◆ **The request**
Every entry that follows needs to be repeated exactly.

## START The data

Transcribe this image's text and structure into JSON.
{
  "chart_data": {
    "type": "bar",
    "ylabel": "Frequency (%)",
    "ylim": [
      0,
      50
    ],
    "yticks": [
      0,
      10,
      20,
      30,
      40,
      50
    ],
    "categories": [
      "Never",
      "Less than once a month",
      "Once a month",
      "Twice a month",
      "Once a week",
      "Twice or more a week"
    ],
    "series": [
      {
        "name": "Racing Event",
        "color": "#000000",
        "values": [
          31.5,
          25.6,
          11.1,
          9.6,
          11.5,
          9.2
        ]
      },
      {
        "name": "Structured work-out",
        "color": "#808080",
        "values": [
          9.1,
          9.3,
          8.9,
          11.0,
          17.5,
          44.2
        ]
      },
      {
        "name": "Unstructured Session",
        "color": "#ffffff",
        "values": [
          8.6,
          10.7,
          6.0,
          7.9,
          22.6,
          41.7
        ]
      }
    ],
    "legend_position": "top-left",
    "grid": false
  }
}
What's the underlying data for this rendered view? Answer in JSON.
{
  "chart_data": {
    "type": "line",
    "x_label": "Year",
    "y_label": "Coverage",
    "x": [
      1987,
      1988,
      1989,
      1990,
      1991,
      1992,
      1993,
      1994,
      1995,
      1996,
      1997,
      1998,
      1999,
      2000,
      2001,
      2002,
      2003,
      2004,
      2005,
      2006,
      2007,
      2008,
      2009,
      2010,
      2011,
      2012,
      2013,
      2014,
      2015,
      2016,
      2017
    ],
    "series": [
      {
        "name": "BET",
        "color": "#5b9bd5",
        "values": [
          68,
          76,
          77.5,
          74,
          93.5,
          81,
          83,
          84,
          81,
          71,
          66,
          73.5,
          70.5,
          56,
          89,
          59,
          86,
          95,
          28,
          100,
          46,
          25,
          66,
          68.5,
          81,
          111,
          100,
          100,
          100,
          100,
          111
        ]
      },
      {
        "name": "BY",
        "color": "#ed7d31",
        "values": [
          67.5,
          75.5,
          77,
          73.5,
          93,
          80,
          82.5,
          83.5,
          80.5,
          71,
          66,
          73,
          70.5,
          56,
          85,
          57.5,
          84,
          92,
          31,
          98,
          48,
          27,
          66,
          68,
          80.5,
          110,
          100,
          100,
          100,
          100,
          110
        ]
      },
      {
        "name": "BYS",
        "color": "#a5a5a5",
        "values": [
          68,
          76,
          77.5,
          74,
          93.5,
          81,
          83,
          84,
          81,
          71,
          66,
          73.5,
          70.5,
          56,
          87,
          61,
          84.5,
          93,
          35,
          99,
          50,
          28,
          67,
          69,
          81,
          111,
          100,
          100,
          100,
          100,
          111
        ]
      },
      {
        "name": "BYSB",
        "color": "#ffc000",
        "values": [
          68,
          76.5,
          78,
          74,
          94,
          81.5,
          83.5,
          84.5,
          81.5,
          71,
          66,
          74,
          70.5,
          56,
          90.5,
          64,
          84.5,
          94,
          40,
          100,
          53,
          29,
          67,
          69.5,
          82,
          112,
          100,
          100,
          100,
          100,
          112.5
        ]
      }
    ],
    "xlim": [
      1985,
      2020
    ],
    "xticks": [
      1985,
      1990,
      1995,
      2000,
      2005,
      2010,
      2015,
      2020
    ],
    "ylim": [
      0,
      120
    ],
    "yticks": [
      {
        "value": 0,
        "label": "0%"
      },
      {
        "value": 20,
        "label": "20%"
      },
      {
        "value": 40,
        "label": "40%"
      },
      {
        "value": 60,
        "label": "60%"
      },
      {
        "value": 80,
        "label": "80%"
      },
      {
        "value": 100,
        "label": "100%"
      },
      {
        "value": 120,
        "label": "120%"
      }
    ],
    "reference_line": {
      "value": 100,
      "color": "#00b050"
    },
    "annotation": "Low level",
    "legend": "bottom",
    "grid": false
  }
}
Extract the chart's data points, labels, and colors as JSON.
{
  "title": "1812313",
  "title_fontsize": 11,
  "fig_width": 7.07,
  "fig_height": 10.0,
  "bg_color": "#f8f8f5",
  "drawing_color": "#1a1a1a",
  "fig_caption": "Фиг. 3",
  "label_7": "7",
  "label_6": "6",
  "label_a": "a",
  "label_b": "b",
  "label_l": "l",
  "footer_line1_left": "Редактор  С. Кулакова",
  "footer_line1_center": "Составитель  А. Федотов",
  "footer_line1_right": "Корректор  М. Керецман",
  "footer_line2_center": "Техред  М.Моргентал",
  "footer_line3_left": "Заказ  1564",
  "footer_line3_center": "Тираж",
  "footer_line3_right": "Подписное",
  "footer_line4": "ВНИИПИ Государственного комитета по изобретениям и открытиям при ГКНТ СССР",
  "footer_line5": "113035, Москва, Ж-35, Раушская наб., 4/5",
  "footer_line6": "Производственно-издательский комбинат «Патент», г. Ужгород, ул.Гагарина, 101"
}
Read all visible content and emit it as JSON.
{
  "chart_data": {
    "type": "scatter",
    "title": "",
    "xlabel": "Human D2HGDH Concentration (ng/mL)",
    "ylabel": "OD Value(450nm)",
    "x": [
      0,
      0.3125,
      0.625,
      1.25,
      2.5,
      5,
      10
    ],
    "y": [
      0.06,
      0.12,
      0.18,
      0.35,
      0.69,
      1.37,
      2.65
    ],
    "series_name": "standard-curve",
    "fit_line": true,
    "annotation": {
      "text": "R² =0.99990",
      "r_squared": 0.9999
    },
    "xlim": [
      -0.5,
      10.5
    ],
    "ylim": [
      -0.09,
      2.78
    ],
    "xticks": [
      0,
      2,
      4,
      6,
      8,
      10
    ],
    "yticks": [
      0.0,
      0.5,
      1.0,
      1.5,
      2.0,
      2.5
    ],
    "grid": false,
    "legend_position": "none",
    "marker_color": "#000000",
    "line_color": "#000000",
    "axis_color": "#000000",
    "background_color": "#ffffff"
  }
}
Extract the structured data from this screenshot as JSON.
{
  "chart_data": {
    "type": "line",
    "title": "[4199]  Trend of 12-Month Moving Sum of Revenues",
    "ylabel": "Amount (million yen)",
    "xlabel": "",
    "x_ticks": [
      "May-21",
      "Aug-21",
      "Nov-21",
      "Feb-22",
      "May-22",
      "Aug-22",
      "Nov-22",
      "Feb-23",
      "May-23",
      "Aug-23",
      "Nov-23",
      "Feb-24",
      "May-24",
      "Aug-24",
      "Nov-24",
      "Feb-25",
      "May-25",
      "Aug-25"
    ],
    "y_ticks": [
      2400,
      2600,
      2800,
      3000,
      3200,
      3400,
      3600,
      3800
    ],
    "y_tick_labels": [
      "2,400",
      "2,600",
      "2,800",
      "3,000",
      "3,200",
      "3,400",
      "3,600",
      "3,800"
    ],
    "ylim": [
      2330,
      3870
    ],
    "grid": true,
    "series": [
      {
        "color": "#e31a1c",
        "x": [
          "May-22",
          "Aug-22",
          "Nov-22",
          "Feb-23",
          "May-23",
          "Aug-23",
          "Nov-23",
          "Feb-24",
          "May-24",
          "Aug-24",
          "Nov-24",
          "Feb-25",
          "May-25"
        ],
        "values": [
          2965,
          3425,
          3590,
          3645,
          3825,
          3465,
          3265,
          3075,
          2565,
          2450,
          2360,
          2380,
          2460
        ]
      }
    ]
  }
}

## END The data

◆ **Result below**
Transcribe this image's text and structure into JSON.
{
  "chart_data": {
    "type": "bar",
    "ylabel": "Frequency (%)",
    "ylim": [
      0,
      50
    ],
    "yticks": [
      0,
      10,
      20,
      30,
      40,
      50
    ],
    "categories": [
      "Never",
      "Less than once a month",
      "Once a month",
      "Twice a month",
      "Once a week",
      "Twice or more a week"
    ],
    "series": [
      {
        "name": "Racing Event",
        "color": "#000000",
        "values": [
          31.5,
          25.6,
          11.1,
          9.6,
          11.5,
          9.2
        ]
      },
      {
        "name": "Structured work-out",
        "color": "#808080",
        "values": [
          9.1,
          9.3,
          8.9,
          11.0,
          17.5,
          44.2
        ]
      },
      {
        "name": "Unstructured Session",
        "color": "#ffffff",
        "values": [
          8.6,
          10.7,
          6.0,
          7.9,
          22.6,
          41.7
        ]
      }
    ],
    "legend_position": "top-left",
    "grid": false
  }
}
What's the underlying data for this rendered view? Answer in JSON.
{
  "chart_data": {
    "type": "line",
    "x_label": "Year",
    "y_label": "Coverage",
    "x": [
      1987,
      1988,
      1989,
      1990,
      1991,
      1992,
      1993,
      1994,
      1995,
      1996,
      1997,
      1998,
      1999,
      2000,
      2001,
      2002,
      2003,
      2004,
      2005,
      2006,
      2007,
      2008,
      2009,
      2010,
      2011,
      2012,
      2013,
      2014,
      2015,
      2016,
      2017
    ],
    "series": [
      {
        "name": "BET",
        "color": "#5b9bd5",
        "values": [
          68,
          76,
          77.5,
          74,
          93.5,
          81,
          83,
          84,
          81,
          71,
          66,
          73.5,
          70.5,
          56,
          89,
          59,
          86,
          95,
          28,
          100,
          46,
          25,
          66,
          68.5,
          81,
          111,
          100,
          100,
          100,
          100,
          111
        ]
      },
      {
        "name": "BY",
        "color": "#ed7d31",
        "values": [
          67.5,
          75.5,
          77,
          73.5,
          93,
          80,
          82.5,
          83.5,
          80.5,
          71,
          66,
          73,
          70.5,
          56,
          85,
          57.5,
          84,
          92,
          31,
          98,
          48,
          27,
          66,
          68,
          80.5,
          110,
          100,
          100,
          100,
          100,
          110
        ]
      },
      {
        "name": "BYS",
        "color": "#a5a5a5",
        "values": [
          68,
          76,
          77.5,
          74,
          93.5,
          81,
          83,
          84,
          81,
          71,
          66,
          73.5,
          70.5,
          56,
          87,
          61,
          84.5,
          93,
          35,
          99,
          50,
          28,
          67,
          69,
          81,
          111,
          100,
          100,
          100,
          100,
          111
        ]
      },
      {
        "name": "BYSB",
        "color": "#ffc000",
        "values": [
          68,
          76.5,
          78,
          74,
          94,
          81.5,
          83.5,
          84.5,
          81.5,
          71,
          66,
          74,
          70.5,
          56,
          90.5,
          64,
          84.5,
          94,
          40,
          100,
          53,
          29,
          67,
          69.5,
          82,
          112,
          100,
          100,
          100,
          100,
          112.5
        ]
      }
    ],
    "xlim": [
      1985,
      2020
    ],
    "xticks": [
      1985,
      1990,
      1995,
      2000,
      2005,
      2010,
      2015,
      2020
    ],
    "ylim": [
      0,
      120
    ],
    "yticks": [
      {
        "value": 0,
        "label": "0%"
      },
      {
        "value": 20,
        "label": "20%"
      },
      {
        "value": 40,
        "label": "40%"
      },
      {
        "value": 60,
        "label": "60%"
      },
      {
        "value": 80,
        "label": "80%"
      },
      {
        "value": 100,
        "label": "100%"
      },
      {
        "value": 120,
        "label": "120%"
      }
    ],
    "reference_line": {
      "value": 100,
      "color": "#00b050"
    },
    "annotation": "Low level",
    "legend": "bottom",
    "grid": false
  }
}
Extract the chart's data points, labels, and colors as JSON.
{
  "title": "1812313",
  "title_fontsize": 11,
  "fig_width": 7.07,
  "fig_height": 10.0,
  "bg_color": "#f8f8f5",
  "drawing_color": "#1a1a1a",
  "fig_caption": "Фиг. 3",
  "label_7": "7",
  "label_6": "6",
  "label_a": "a",
  "label_b": "b",
  "label_l": "l",
  "footer_line1_left": "Редактор  С. Кулакова",
  "footer_line1_center": "Составитель  А. Федотов",
  "footer_line1_right": "Корректор  М. Керецман",
  "footer_line2_center": "Техред  М.Моргентал",
  "footer_line3_left": "Заказ  1564",
  "footer_line3_center": "Тираж",
  "footer_line3_right": "Подписное",
  "footer_line4": "ВНИИПИ Государственного комитета по изобретениям и открытиям при ГКНТ СССР",
  "footer_line5": "113035, Москва, Ж-35, Раушская наб., 4/5",
  "footer_line6": "Производственно-издательский комбинат «Патент», г. Ужгород, ул.Гагарина, 101"
}
Read all visible content and emit it as JSON.
{
  "chart_data": {
    "type": "scatter",
    "title": "",
    "xlabel": "Human D2HGDH Concentration (ng/mL)",
    "ylabel": "OD Value(450nm)",
    "x": [
      0,
      0.3125,
      0.625,
      1.25,
      2.5,
      5,
      10
    ],
    "y": [
      0.06,
      0.12,
      0.18,
      0.35,
      0.69,
      1.37,
      2.65
    ],
    "series_name": "standard-curve",
    "fit_line": true,
    "annotation": {
      "text": "R² =0.99990",
      "r_squared": 0.9999
    },
    "xlim": [
      -0.5,
      10.5
    ],
    "ylim": [
      -0.09,
      2.78
    ],
    "xticks": [
      0,
      2,
      4,
      6,
      8,
      10
    ],
    "yticks": [
      0.0,
      0.5,
      1.0,
      1.5,
      2.0,
      2.5
    ],
    "grid": false,
    "legend_position": "none",
    "marker_color": "#000000",
    "line_color": "#000000",
    "axis_color": "#000000",
    "background_color": "#ffffff"
  }
}
Extract the structured data from this screenshot as JSON.
{
  "chart_data": {
    "type": "line",
    "title": "[4199]  Trend of 12-Month Moving Sum of Revenues",
    "ylabel": "Amount (million yen)",
    "xlabel": "",
    "x_ticks": [
      "May-21",
      "Aug-21",
      "Nov-21",
      "Feb-22",
      "May-22",
      "Aug-22",
      "Nov-22",
      "Feb-23",
      "May-23",
      "Aug-23",
      "Nov-23",
      "Feb-24",
      "May-24",
      "Aug-24",
      "Nov-24",
      "Feb-25",
      "May-25",
      "Aug-25"
    ],
    "y_ticks": [
      2400,
      2600,
      2800,
      3000,
      3200,
      3400,
      3600,
      3800
    ],
    "y_tick_labels": [
      "2,400",
      "2,600",
      "2,800",
      "3,000",
      "3,200",
      "3,400",
      "3,600",
      "3,800"
    ],
    "ylim": [
      2330,
      3870
    ],
    "grid": true,
    "series": [
      {
        "color": "#e31a1c",
        "x": [
          "May-22",
          "Aug-22",
          "Nov-22",
          "Feb-23",
          "May-23",
          "Aug-23",
          "Nov-23",
          "Feb-24",
          "May-24",
          "Aug-24",
          "Nov-24",
          "Feb-25",
          "May-25"
        ],
        "values": [
          2965,
          3425,
          3590,
          3645,
          3825,
          3465,
          3265,
          3075,
          2565,
          2450,
          2360,
          2380,
          2460
        ]
      }
    ]
  }
}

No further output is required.